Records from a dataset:

•••••

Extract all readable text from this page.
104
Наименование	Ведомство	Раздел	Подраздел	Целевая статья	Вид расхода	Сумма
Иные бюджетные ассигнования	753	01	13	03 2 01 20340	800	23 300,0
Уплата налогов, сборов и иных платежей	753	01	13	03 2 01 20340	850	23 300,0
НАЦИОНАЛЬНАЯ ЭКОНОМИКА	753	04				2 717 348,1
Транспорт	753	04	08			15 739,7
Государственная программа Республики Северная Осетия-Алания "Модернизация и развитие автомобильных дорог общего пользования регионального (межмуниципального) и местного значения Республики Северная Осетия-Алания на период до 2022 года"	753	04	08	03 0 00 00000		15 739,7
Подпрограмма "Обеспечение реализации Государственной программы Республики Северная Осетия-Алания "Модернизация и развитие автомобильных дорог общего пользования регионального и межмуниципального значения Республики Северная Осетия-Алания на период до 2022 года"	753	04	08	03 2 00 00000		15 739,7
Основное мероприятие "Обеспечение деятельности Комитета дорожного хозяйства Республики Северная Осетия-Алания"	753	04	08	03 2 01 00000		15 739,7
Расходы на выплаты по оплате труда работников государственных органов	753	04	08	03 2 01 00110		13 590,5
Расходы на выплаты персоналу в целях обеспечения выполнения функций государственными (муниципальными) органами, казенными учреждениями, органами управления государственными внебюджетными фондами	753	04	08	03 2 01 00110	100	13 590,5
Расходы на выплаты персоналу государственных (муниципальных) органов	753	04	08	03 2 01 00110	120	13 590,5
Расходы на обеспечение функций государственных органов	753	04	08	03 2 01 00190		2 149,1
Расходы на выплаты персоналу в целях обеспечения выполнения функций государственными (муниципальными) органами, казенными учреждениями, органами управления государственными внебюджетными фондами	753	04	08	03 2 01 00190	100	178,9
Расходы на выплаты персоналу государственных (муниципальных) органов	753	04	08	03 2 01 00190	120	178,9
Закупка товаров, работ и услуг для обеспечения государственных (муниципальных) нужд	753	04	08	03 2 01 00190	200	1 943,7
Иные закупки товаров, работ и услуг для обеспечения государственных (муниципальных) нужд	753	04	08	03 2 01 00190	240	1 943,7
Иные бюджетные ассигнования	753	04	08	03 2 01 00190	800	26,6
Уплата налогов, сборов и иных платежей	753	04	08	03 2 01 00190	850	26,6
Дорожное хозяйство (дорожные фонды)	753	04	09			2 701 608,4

•••••

:: Exercise objective ::
Here, the records must be output exactly and in full.

:: Task result ::
Extract all readable text from this page.
104
Наименование	Ведомство	Раздел	Подраздел	Целевая статья	Вид расхода	Сумма
Иные бюджетные ассигнования	753	01	13	03 2 01 20340	800	23 300,0
Уплата налогов, сборов и иных платежей	753	01	13	03 2 01 20340	850	23 300,0
НАЦИОНАЛЬНАЯ ЭКОНОМИКА	753	04				2 717 348,1
Транспорт	753	04	08			15 739,7
Государственная программа Республики Северная Осетия-Алания "Модернизация и развитие автомобильных дорог общего пользования регионального (межмуниципального) и местного значения Республики Северная Осетия-Алания на период до 2022 года"	753	04	08	03 0 00 00000		15 739,7
Подпрограмма "Обеспечение реализации Государственной программы Республики Северная Осетия-Алания "Модернизация и развитие автомобильных дорог общего пользования регионального и межмуниципального значения Республики Северная Осетия-Алания на период до 2022 года"	753	04	08	03 2 00 00000		15 739,7
Основное мероприятие "Обеспечение деятельности Комитета дорожного хозяйства Республики Северная Осетия-Алания"	753	04	08	03 2 01 00000		15 739,7
Расходы на выплаты по оплате труда работников государственных органов	753	04	08	03 2 01 00110		13 590,5
Расходы на выплаты персоналу в целях обеспечения выполнения функций государственными (муниципальными) органами, казенными учреждениями, органами управления государственными внебюджетными фондами	753	04	08	03 2 01 00110	100	13 590,5
Расходы на выплаты персоналу государственных (муниципальных) органов	753	04	08	03 2 01 00110	120	13 590,5
Расходы на обеспечение функций государственных органов	753	04	08	03 2 01 00190		2 149,1
Расходы на выплаты персоналу в целях обеспечения выполнения функций государственными (муниципальными) органами, казенными учреждениями, органами управления государственными внебюджетными фондами	753	04	08	03 2 01 00190	100	178,9
Расходы на выплаты персоналу государственных (муниципальных) органов	753	04	08	03 2 01 00190	120	178,9
Закупка товаров, работ и услуг для обеспечения государственных (муниципальных) нужд	753	04	08	03 2 01 00190	200	1 943,7
Иные закупки товаров, работ и услуг для обеспечения государственных (муниципальных) нужд	753	04	08	03 2 01 00190	240	1 943,7
Иные бюджетные ассигнования	753	04	08	03 2 01 00190	800	26,6
Уплата налогов, сборов и иных платежей	753	04	08	03 2 01 00190	850	26,6
Дорожное хозяйство (дорожные фонды)	753	04	09			2 701 608,4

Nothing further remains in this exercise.